**Page:**
....

You can choose between two authentication modes:

  • API key authentication (preferred): --client-options="api_key:'a0V...2dw=='"
  • Basic authentication: --client-options="basic_auth_user:'user',basic_auth_password:'password'". Avoid the characters ', , and : in user name and password as Rally's parsing of these options is currently really simple and there is no possibility to escape characters.

HTTP compression

Enable HTTP compression using --client-options="http_compress:true".

TLS/SSL

This is applicable e.g. if you have X-Pack Security installed. Enable it with use_ssl:true.

TLS/SSL Certificate Verification

Server certificate verification is controlled with the verify_certs boolean. The default value is true. To disable use verify_certs:false. If verify_certs:true, Rally will attempt to verify the certificate provided by Elasticsearch. If this certificate is signed by a private certificate authority (CA), you will also need to supply that CA in PEM format using ca_certs:'/path/to/cacert.pem'.

You can also optionally present client certificates, e.g. if Elasticsearch has been configured with xpack.security.http.ssl.client_authentication: required (see also Elasticsearch HTTP TLS/SSL settings). Client certificates can be presented regardless of the verify_certs setting, but it's strongly recommended to always verify the server certificates.

TLS/SSL Examples

  • Enable SSL, verify server certificates using public CA: --client-options="use_ssl:true,verify_certs:true". Note that you don't need to set ca_cert (which defines the path to the root certificates). Rally does this automatically for you.
  • Enable SSL, verify server certificates using private CA: --client-options="use_ssl:true,verify_certs:true,ca_certs:'/path/to/cacert.pem'"
  • Enable SSL, verify server certificates using private CA, present client certificates: --client-options="use_ssl:true,verify_certs:true,ca_certs:'/path/to/cacert.pem',client_cert:'/path/to/client_cert.pem',client_key:'/path/to/client_key.pem'"

Converting PKCS#12 Files to PEM Format

Rally supports PEM format for CA and client certificates. Certificates in PKCS#12 formatted keystores will need to be exported to PEM format in order for Rally to use them. The openssl command can be used to export certificates from a PKCS#12 keystore. In the following example, PKCS#12 file elastic-stack-ca.p12 is generated by the Elasticsearch elasticsearch-certutil ca command and contains only the CA certificate and private key.

  • Export CA certificate:
openssl pkcs12 -in elastic-stack-ca.p12 -nokeys -out cacert.pem
  • Export a node private key for client authentication:
openssl pkcs12 -in elastic-certificates.p12 -nocerts -nodes -out client_key.pem
  • Export the node certificate for client authentication:
openssl pkcs12 -in elastic-certificates.p12 -nokeys -clcerts -out client_cert.pem

Static Responses

Define a JSON file containing a list of objects with the following properties:

  • path: A path or path pattern that should be matched. Only leading and trailing wildcards (*) are supported. A path containing only a wildcard acts matches any path.
  • body: The respective response body.

Here we define the necessary responses for a track that bulk-indexes data:

[
  {
    "path": "/_cluster/settings",
    "body": {
      "transient": {
          "action.destructive_requires_name": "true"

....

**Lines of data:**

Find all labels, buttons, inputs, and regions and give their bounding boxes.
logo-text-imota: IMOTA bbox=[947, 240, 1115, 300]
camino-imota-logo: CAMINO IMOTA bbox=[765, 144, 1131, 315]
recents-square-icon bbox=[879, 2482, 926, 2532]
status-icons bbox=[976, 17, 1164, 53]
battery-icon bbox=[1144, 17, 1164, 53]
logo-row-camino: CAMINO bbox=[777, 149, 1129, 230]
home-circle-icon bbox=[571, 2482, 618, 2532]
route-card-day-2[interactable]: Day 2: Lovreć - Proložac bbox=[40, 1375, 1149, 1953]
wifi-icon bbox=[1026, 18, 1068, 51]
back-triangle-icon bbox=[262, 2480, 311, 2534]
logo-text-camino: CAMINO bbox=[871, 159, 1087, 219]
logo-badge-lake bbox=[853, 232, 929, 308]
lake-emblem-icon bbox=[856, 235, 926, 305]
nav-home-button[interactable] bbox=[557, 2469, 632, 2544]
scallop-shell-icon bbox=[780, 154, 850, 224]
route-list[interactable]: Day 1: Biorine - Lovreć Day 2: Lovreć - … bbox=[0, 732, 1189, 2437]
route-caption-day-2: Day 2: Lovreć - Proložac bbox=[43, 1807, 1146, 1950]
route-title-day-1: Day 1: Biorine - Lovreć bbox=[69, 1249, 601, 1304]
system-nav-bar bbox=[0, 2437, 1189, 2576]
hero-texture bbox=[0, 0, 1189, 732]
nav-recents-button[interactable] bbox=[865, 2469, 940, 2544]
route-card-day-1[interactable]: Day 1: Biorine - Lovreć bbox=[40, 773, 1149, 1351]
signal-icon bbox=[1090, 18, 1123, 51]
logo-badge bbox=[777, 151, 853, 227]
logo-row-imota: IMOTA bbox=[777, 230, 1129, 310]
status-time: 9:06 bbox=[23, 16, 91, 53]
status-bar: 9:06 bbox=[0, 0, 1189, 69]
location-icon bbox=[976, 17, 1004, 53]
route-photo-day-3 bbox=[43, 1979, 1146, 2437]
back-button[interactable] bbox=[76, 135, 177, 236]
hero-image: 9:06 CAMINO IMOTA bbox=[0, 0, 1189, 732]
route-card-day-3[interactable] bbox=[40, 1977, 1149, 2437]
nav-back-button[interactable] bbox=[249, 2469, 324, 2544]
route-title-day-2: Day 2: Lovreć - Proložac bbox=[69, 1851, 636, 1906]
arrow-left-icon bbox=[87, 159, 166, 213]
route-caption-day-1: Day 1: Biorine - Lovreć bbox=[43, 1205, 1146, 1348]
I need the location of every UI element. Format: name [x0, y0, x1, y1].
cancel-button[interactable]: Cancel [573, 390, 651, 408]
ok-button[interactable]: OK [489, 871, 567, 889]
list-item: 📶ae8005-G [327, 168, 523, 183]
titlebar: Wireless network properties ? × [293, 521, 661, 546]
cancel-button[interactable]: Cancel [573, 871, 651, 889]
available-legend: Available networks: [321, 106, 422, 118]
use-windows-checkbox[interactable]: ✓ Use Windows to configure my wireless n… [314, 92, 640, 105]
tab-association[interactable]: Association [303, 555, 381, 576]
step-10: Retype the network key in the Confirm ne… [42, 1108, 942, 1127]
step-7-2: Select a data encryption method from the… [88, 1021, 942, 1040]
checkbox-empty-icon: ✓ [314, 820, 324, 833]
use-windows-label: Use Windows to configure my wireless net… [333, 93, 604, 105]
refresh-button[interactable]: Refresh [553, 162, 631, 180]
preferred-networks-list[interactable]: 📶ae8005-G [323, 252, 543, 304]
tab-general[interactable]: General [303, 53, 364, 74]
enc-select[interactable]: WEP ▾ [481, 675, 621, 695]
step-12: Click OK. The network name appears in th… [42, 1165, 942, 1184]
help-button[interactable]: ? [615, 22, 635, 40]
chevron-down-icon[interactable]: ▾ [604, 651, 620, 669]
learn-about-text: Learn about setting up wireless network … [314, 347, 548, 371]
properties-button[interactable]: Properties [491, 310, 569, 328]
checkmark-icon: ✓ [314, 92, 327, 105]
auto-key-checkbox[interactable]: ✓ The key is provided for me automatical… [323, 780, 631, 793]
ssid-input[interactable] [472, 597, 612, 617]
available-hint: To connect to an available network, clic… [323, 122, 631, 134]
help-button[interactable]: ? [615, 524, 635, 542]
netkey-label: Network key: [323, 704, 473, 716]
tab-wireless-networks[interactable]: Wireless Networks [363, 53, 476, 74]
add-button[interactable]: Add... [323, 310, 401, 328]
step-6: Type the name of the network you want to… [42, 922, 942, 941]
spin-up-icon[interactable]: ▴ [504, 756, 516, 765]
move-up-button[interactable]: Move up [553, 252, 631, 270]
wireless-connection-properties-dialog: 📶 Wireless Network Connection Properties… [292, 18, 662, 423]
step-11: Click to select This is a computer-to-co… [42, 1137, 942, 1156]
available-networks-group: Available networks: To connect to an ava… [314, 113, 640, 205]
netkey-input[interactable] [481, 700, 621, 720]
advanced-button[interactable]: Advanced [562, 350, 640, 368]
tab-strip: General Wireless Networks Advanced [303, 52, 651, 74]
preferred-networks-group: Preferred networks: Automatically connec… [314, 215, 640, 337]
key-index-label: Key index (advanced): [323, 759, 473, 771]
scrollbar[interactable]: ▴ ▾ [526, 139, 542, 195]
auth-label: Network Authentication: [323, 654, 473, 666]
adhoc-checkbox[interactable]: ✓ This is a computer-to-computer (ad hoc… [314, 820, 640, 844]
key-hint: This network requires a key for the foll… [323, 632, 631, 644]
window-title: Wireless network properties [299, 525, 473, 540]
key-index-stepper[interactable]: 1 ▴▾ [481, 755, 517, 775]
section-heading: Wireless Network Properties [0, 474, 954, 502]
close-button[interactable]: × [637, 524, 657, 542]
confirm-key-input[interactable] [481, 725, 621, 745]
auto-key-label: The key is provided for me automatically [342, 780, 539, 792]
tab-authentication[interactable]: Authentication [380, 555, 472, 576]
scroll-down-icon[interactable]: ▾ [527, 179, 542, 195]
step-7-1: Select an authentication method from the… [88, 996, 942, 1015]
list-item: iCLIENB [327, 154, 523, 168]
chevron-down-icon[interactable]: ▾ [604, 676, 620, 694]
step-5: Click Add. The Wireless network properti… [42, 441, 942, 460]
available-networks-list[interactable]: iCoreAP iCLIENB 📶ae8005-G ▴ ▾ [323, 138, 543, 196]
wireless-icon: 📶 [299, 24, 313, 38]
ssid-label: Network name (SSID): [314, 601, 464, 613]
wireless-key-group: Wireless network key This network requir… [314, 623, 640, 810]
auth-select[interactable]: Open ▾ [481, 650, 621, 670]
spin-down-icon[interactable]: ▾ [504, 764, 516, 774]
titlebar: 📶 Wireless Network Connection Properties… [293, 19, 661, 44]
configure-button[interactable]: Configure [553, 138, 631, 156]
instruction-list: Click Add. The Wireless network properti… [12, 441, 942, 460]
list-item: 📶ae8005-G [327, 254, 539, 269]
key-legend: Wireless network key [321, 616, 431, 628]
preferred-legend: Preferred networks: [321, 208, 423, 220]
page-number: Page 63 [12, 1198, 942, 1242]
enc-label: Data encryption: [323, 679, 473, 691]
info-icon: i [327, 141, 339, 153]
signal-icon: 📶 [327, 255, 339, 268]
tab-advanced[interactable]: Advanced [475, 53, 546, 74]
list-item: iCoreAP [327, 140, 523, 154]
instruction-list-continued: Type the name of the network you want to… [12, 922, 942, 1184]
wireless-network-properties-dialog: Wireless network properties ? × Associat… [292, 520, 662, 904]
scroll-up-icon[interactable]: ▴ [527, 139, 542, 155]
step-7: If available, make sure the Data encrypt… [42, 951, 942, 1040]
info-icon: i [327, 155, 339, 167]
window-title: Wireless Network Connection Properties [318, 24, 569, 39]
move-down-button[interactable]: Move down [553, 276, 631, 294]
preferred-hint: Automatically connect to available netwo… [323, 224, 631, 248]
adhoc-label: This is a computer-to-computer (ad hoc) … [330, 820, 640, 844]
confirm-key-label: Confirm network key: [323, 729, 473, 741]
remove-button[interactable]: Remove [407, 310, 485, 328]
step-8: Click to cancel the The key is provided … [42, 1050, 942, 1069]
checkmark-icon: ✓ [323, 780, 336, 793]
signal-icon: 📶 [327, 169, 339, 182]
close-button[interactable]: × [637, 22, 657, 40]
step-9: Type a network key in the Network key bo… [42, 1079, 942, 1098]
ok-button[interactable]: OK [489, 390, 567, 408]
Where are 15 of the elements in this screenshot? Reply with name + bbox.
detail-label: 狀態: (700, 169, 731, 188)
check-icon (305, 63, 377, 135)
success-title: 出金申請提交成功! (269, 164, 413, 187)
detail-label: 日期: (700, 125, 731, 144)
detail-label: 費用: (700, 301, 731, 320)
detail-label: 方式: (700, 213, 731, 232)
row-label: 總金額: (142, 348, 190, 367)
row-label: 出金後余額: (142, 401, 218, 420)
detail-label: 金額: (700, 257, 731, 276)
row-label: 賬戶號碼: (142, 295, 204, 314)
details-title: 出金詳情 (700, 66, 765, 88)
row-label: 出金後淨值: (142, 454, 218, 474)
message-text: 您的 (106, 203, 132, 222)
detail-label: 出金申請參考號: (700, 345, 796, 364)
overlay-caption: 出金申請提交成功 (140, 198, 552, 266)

....

Copy the part of the Rally client options page from "Define a JSON" to "respective response body." word for word.

**Answer to this problem:**
Define a JSON file containing a list of objects with the following properties:

  • path: A path or path pattern that should be matched. Only leading and trailing wildcards (*) are supported. A path containing only a wildcard acts matches any path.
  • body: The respective response body.